━━ Excerpt
# Cooter at 18 (ish) days old!



## Ede-bird (Jul 7, 2010)

As per request - here is the "little harpy...er...angel"  He sure is a sweetheart
View attachment 16151

Why is she weighing me when "I'M STARVING HERE!!"?
View attachment 16148

"Hey you with the camera- I'll smile after I get fed!!"
View attachment 16149

"Much better! Hmmm what are these? They taste good, but they are alot more work than yelling for Mom and the bottle!"


----------



## John_D (Jan 24, 2002)

What a gorgeous baby 

John


----------



## Ede-bird (Jul 7, 2010)

View attachment 16152
Look at what a big bird I am becoming! Thank you to all of you for all of your help!  We are going to outside for some sun and fresh air - and more food - see you later!


----------



## Cyreen (Jun 6, 2010)

He's so dark - can't wait to see his Big Bird feathers, although he's very, very cute right now.


----------



## mr squeaks (Apr 14, 2005)
━━━━
**Goal**
Extend the forum thread about the baby bird Cooter with the post that comes after its final header.
━━ Data lines
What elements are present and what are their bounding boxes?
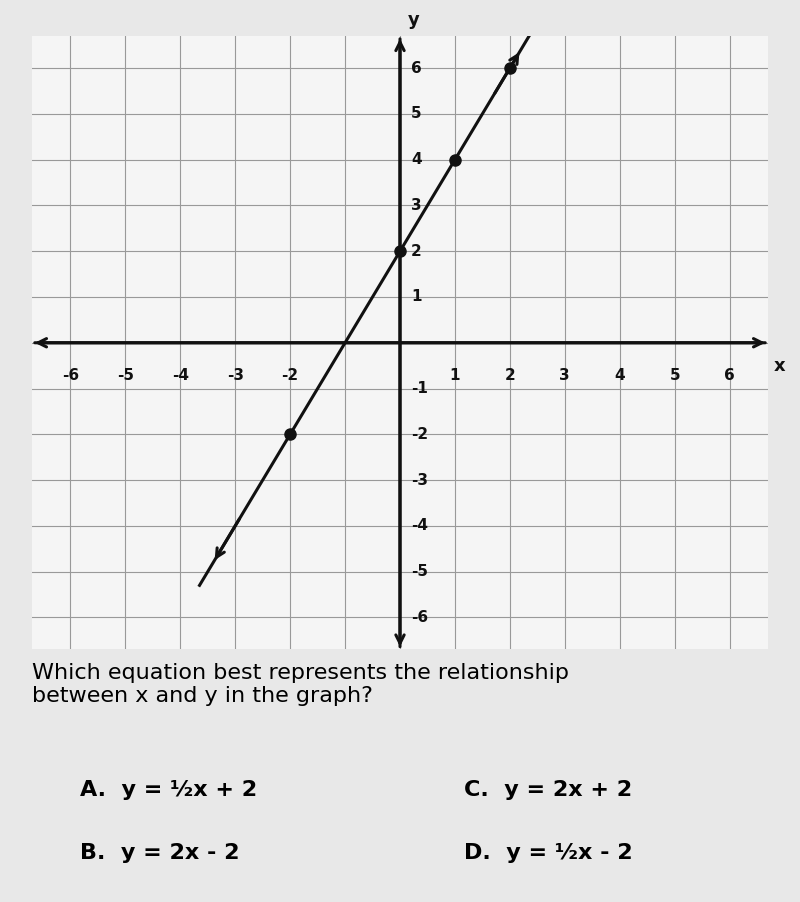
━━━━
**Task result**
Cooter is an absolute CUTIE!!

From your pictures and comments, we are really going to enjoy your updates!! 

Sending Love, Hugs and Scritches from

Shi and her "gang": 

*MR. Squeaks*: Iron Beak Ruler of Hearth and Home. Considers me his mate! 

*Dom*: large red feral w/neuro problems and droopy wing. Likes Gimie but hates Woe!
*Gimie*: Checker Feral with badly healed broken leg that prevents fertilization; mate to WoeBeGone and protects her from Dom
*WoeBeGone*: West of England Tumbler, mate to Gimie. Very laid back _unless_ protecting her eggs!
*Rae Charles*: blind Checker Feral and a love!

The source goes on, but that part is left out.